Exercise input:
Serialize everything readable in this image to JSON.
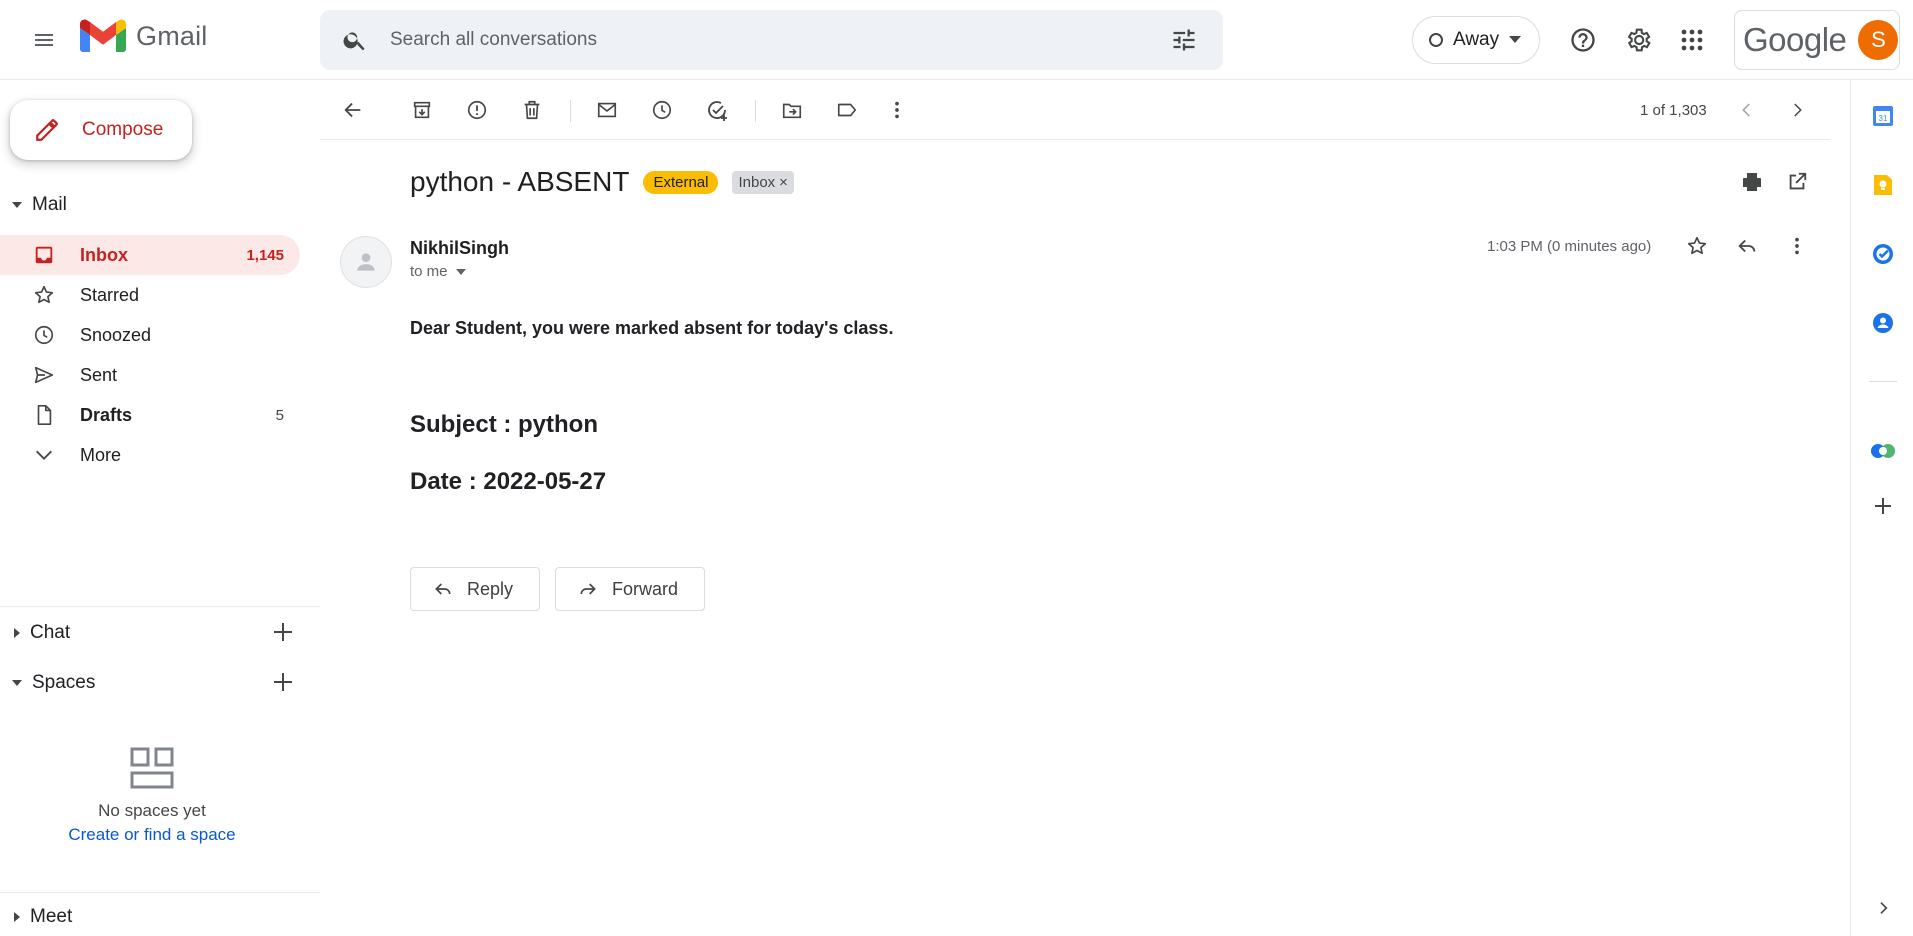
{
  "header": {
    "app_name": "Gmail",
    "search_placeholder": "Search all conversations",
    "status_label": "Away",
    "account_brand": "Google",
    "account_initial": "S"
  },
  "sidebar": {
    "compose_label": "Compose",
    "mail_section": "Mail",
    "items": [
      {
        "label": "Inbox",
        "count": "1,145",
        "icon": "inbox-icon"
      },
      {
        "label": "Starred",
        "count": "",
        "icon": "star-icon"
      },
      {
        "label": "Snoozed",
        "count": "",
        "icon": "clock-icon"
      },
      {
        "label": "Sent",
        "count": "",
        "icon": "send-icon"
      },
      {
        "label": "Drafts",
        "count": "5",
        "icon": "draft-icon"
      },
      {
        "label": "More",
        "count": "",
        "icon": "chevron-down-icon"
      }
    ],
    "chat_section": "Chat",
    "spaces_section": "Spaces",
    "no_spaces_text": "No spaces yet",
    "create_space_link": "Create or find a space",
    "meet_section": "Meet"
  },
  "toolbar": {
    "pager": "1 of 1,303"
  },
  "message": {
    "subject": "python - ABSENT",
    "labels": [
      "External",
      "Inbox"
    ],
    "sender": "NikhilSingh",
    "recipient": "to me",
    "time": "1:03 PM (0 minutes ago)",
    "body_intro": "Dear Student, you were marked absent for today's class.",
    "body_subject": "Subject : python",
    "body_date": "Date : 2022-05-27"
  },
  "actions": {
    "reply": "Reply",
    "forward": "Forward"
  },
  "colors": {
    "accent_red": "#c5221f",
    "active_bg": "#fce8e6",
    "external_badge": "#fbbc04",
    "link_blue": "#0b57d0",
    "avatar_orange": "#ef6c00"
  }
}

---

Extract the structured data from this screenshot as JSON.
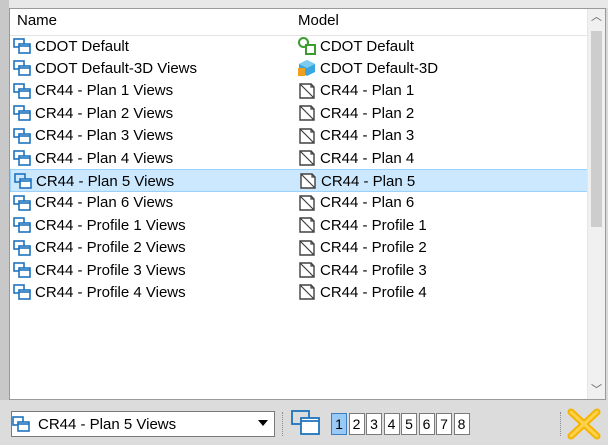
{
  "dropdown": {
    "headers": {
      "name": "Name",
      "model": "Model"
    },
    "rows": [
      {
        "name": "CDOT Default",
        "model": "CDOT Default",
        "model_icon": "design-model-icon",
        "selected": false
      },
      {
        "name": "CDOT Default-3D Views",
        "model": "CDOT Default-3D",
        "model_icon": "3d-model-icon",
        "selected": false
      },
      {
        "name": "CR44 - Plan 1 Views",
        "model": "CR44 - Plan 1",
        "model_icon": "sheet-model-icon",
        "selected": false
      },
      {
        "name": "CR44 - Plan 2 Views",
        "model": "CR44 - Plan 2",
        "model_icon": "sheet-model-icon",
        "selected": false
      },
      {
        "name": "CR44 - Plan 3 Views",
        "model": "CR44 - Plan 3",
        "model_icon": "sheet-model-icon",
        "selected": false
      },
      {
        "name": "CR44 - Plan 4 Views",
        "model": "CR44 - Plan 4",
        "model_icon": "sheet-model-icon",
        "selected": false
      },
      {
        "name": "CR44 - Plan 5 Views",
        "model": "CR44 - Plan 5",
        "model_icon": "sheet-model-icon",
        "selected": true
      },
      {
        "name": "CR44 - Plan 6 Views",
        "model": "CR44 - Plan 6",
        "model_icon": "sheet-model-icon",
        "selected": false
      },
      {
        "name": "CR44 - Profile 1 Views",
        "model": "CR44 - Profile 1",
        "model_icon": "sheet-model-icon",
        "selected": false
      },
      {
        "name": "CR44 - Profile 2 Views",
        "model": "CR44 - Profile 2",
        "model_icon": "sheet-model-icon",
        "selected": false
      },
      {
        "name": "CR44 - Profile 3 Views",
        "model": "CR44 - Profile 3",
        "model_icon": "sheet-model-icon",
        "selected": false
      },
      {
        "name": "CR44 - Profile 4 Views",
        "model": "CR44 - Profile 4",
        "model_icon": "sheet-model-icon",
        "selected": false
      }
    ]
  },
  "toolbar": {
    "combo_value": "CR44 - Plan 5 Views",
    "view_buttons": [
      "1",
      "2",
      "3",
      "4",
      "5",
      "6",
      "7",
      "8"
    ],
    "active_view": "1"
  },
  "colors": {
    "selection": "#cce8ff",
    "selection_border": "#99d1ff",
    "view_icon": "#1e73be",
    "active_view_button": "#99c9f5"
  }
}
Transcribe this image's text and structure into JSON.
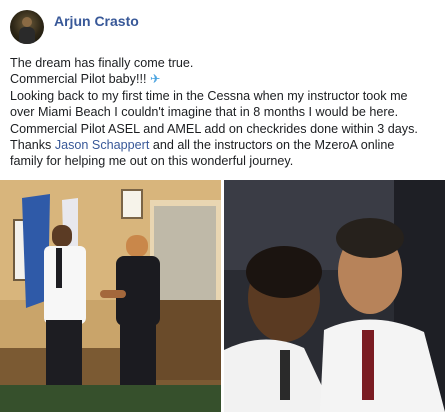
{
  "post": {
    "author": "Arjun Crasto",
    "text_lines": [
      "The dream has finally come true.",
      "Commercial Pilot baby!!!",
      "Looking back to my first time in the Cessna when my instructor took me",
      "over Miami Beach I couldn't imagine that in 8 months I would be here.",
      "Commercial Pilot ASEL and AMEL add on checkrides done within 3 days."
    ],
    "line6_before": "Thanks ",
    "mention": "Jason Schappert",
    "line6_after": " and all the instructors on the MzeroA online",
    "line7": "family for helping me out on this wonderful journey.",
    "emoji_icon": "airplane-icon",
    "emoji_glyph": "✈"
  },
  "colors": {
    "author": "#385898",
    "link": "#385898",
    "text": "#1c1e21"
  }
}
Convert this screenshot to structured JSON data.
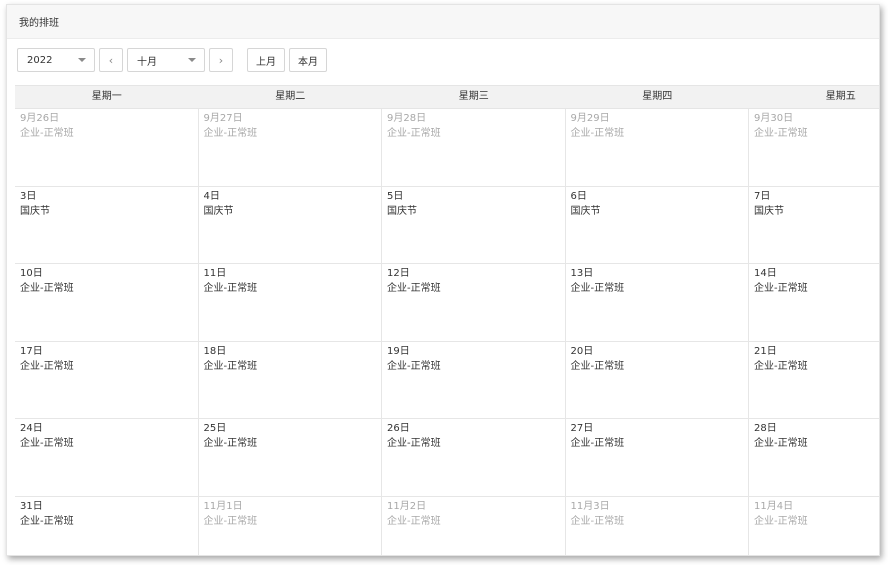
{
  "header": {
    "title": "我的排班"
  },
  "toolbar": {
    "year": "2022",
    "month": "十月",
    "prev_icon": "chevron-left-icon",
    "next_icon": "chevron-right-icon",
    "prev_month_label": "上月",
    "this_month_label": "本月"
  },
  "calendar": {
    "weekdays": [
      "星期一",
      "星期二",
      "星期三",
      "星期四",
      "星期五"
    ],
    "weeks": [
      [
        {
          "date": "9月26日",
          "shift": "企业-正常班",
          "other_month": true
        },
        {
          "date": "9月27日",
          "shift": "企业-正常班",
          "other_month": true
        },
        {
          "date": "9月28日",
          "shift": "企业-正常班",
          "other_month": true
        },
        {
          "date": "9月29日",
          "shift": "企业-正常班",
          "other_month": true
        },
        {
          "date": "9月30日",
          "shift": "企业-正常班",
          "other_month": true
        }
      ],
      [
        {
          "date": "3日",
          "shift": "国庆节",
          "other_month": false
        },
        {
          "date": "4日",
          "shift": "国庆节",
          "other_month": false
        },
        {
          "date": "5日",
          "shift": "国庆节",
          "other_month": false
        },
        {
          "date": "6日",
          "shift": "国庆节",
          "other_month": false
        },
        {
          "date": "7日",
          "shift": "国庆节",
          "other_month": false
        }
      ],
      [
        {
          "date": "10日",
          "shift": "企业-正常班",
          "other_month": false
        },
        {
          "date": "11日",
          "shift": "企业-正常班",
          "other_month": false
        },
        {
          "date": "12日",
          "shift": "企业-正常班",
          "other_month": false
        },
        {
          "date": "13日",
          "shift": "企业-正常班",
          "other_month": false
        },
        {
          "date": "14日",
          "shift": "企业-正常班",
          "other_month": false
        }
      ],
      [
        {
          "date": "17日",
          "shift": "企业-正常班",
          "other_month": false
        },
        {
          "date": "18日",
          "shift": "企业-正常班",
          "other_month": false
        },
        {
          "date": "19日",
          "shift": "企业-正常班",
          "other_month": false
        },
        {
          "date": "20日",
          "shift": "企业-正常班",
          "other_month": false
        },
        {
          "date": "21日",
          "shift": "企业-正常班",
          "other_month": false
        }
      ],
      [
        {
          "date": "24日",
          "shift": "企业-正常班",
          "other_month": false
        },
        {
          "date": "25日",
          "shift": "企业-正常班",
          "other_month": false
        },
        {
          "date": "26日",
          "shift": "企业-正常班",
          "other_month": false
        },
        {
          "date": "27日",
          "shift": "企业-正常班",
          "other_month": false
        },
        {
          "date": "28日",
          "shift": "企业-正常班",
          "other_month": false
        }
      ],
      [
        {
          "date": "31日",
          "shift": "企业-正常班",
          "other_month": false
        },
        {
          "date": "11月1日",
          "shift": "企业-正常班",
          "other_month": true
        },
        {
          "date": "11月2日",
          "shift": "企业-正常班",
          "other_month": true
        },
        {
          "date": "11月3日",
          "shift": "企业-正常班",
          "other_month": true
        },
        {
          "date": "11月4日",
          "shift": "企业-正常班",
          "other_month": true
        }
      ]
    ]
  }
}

Problem:
Find each line that has the word "chevron", then copy it out.

Task solution:
        "icon": "chevron-down-icon"
    "prev_icon": "chevron-left-icon",
    "next_icon": "chevron-right-icon",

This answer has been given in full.